→ DIRECTIONS FOR THIS TASK
Copy each line where the word "Windows" occurs.

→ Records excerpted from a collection
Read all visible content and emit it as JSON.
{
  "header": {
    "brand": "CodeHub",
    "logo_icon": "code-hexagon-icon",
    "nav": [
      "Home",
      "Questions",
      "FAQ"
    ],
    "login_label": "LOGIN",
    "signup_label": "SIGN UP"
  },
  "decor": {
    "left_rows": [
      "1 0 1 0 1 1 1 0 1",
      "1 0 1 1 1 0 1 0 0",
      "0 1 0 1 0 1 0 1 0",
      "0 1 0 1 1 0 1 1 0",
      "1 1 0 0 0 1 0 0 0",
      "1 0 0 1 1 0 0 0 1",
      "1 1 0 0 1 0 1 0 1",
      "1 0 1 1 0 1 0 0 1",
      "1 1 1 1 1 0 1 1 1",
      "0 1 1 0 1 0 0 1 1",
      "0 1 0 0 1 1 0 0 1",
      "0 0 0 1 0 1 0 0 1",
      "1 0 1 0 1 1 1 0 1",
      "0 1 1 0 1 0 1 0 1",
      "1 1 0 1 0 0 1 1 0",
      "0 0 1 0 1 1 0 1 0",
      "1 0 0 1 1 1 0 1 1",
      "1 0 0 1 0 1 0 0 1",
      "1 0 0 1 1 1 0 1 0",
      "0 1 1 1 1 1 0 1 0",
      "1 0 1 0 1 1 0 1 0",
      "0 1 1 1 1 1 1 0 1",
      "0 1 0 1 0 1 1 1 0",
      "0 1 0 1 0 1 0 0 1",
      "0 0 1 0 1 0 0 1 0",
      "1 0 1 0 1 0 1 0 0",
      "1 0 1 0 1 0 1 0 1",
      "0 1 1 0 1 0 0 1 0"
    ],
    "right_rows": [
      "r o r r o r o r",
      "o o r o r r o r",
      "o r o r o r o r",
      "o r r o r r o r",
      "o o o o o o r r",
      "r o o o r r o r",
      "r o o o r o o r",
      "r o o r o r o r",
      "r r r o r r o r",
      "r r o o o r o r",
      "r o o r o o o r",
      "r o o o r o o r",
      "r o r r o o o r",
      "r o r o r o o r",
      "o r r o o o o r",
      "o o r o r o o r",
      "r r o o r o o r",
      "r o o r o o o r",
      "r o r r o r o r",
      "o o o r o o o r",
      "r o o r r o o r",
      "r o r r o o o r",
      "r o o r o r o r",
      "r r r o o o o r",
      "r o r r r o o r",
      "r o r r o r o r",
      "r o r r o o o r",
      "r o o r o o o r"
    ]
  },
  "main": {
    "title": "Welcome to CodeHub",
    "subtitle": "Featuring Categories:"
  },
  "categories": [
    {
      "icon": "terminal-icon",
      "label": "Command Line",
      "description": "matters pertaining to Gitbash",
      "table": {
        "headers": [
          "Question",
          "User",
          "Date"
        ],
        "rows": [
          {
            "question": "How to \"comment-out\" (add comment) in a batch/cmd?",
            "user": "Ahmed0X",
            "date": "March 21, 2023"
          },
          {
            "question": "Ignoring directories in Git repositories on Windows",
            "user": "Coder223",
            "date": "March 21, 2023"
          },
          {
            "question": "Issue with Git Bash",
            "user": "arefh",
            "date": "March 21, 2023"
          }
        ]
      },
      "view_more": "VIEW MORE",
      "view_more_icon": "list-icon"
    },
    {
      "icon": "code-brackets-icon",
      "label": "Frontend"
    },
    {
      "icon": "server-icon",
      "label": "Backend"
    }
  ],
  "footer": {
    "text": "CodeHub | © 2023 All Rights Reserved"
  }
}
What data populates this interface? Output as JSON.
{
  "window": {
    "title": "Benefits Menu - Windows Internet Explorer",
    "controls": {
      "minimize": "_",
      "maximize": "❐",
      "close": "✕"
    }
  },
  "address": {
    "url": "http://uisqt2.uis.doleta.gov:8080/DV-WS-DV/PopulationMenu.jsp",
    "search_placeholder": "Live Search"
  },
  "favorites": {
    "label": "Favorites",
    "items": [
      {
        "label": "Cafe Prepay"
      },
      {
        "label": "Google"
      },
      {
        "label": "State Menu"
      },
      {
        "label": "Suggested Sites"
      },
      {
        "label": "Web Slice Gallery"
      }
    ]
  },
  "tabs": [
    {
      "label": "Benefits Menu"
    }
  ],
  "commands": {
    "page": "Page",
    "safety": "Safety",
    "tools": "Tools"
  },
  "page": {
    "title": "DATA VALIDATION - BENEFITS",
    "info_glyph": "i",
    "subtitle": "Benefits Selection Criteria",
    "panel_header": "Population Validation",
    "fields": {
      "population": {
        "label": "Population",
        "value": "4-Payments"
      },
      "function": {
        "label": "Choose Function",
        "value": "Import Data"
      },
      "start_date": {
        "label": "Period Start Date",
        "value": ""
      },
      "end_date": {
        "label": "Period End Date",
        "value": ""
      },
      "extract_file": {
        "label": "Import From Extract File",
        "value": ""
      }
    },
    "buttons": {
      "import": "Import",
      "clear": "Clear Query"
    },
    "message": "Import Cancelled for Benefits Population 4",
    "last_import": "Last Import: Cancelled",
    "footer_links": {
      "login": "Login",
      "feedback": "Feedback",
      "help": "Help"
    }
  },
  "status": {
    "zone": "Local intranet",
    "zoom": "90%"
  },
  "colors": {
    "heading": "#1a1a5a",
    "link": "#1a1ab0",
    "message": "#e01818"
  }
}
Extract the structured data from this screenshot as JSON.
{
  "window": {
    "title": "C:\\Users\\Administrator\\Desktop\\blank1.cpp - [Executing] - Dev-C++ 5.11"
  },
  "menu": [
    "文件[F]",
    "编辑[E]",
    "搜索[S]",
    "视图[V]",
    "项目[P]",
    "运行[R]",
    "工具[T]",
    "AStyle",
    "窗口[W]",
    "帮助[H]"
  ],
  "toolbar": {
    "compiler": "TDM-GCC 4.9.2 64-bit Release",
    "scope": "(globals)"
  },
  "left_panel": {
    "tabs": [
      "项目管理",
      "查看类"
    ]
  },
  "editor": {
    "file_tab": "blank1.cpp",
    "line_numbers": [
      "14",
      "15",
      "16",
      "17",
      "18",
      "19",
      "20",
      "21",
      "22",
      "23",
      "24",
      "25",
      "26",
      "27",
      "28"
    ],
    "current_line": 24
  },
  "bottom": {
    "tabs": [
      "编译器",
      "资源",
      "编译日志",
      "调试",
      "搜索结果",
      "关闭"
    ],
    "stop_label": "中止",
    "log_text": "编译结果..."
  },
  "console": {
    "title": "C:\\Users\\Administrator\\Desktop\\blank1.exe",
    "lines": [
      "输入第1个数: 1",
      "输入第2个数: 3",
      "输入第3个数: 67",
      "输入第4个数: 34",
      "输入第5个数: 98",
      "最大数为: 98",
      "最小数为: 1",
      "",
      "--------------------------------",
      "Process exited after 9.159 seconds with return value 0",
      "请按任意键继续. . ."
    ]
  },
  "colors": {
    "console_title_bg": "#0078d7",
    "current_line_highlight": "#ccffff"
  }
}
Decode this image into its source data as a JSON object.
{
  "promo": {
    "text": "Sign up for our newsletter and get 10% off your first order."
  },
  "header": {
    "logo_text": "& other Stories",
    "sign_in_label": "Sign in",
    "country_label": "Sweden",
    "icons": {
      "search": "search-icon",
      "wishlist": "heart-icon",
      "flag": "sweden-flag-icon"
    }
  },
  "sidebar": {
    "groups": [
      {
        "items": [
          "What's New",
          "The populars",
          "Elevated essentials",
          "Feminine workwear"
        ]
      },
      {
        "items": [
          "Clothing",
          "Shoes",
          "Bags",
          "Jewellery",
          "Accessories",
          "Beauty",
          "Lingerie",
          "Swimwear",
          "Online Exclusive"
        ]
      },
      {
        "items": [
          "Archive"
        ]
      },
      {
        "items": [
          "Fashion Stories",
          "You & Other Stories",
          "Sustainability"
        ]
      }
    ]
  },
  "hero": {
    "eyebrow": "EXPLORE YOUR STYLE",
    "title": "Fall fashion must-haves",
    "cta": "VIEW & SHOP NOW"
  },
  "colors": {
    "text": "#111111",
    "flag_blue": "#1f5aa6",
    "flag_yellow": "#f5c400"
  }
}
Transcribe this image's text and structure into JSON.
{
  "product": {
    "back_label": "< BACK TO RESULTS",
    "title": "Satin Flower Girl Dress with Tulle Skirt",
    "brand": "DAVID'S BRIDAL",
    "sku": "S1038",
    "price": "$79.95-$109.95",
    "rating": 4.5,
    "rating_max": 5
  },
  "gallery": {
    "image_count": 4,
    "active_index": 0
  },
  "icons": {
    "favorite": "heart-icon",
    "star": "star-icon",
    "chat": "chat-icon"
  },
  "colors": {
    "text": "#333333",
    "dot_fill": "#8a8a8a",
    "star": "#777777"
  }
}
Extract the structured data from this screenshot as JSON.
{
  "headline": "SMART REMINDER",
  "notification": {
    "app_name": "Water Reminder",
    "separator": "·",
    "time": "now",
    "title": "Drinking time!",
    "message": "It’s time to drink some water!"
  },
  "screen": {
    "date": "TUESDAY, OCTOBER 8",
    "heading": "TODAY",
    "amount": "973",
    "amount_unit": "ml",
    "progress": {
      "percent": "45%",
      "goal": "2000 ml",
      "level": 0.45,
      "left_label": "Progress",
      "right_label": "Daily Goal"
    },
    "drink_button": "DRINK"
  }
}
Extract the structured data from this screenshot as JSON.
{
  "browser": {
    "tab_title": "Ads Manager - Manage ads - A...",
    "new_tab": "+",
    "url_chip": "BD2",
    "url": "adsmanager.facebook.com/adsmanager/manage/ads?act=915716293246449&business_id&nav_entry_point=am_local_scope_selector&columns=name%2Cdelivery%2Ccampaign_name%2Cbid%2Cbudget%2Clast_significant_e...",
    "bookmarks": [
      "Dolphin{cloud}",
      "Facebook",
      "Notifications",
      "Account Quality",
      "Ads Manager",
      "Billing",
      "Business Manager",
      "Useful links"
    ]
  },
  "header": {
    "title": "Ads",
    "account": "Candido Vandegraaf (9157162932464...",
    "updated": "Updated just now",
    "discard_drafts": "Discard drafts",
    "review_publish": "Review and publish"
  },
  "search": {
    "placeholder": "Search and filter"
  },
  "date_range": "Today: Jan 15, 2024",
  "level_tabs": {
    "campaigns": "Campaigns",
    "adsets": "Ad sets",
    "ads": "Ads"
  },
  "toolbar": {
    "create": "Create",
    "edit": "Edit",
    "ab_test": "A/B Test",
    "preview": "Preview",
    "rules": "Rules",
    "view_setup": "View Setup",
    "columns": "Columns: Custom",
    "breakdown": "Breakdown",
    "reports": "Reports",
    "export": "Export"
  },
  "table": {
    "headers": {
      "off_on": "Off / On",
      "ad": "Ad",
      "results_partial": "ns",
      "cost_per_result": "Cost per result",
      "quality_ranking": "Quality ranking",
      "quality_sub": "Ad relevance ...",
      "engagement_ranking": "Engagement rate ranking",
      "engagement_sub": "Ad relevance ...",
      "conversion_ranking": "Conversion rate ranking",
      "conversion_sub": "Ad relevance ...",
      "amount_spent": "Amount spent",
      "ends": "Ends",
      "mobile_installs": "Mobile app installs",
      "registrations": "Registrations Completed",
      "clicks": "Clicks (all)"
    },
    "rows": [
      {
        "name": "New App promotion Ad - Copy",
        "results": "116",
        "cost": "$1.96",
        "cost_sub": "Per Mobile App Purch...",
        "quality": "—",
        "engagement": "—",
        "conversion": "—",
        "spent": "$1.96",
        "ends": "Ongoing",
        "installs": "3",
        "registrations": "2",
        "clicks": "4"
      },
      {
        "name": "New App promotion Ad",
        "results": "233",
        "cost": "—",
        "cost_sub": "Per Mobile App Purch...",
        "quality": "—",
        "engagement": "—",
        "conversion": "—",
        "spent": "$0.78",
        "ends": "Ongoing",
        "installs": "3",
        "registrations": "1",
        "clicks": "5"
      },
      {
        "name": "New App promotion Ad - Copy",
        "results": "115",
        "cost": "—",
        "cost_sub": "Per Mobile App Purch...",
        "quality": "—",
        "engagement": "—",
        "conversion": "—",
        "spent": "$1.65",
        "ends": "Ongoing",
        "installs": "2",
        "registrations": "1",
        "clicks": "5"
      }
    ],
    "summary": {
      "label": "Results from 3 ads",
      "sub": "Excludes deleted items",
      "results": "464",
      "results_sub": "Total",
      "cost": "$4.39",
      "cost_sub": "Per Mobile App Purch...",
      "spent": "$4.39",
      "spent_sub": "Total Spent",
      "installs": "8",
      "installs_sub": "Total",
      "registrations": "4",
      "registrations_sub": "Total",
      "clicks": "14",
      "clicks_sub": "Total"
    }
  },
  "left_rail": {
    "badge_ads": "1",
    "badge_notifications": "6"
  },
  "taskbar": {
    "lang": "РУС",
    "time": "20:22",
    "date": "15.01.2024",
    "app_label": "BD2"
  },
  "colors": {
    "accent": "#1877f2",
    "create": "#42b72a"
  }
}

→ RESPONSE
            "question": "Ignoring directories in Git repositories on Windows",
    "title": "Benefits Menu - Windows Internet Explorer",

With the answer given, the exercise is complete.